_WRITTEN PROBLEM_: Copy out each line that mentions the word "Writing".

※ ※ ※

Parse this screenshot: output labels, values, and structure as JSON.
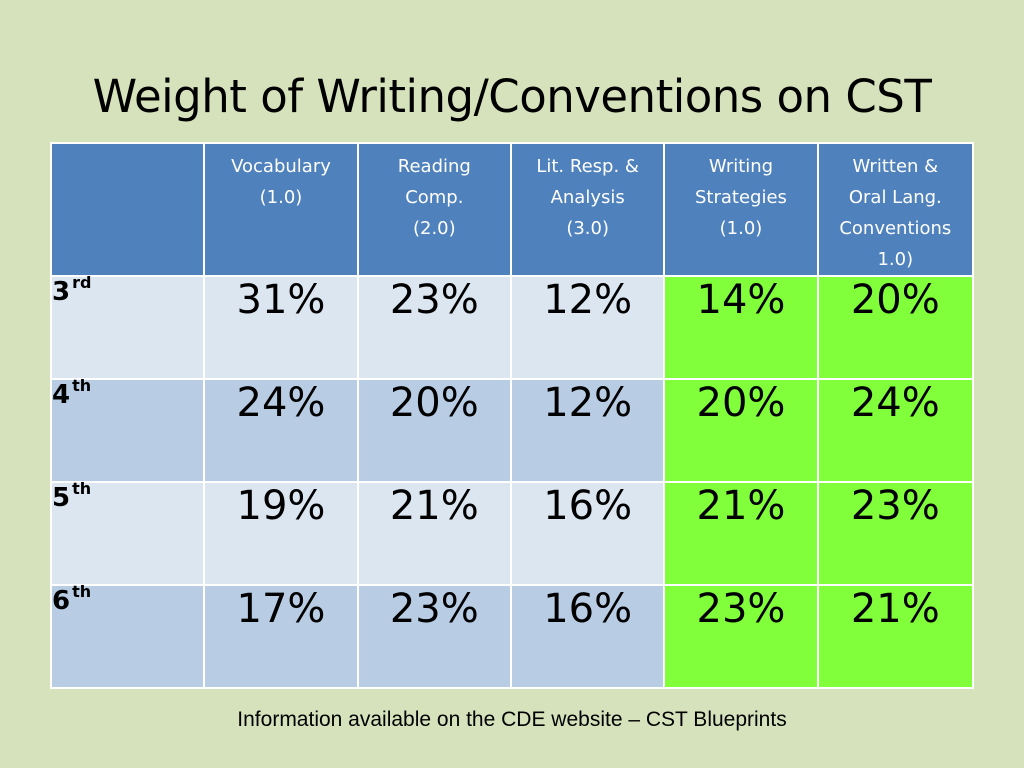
{
  "slide": {
    "title": "Weight of Writing/Conventions on CST",
    "footer": "Information available on the CDE website – CST Blueprints"
  },
  "table": {
    "corner": "",
    "headers": [
      [
        "Vocabulary",
        "(1.0)"
      ],
      [
        "Reading",
        "Comp.",
        "(2.0)"
      ],
      [
        "Lit. Resp. &",
        "Analysis",
        "(3.0)"
      ],
      [
        "Writing",
        "Strategies",
        "(1.0)"
      ],
      [
        "Written &",
        "Oral Lang.",
        "Conventions",
        "1.0)"
      ]
    ],
    "rows": [
      {
        "grade": "3",
        "suffix": "rd",
        "values": [
          "31%",
          "23%",
          "12%",
          "14%",
          "20%"
        ]
      },
      {
        "grade": "4",
        "suffix": "th",
        "values": [
          "24%",
          "20%",
          "12%",
          "20%",
          "24%"
        ]
      },
      {
        "grade": "5",
        "suffix": "th",
        "values": [
          "19%",
          "21%",
          "16%",
          "21%",
          "23%"
        ]
      },
      {
        "grade": "6",
        "suffix": "th",
        "values": [
          "17%",
          "23%",
          "16%",
          "23%",
          "21%"
        ]
      }
    ],
    "highlight_columns": [
      3,
      4
    ],
    "colors": {
      "background": "#d6e2bc",
      "header": "#4f81bd",
      "row_light": "#dce6f1",
      "row_dark": "#b8cce4",
      "highlight": "#80ff3a"
    }
  }
}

※ ※ ※

_SOLUTION TO THE EXERCISE_:
    "title": "Weight of Writing/Conventions on CST",
        "Writing",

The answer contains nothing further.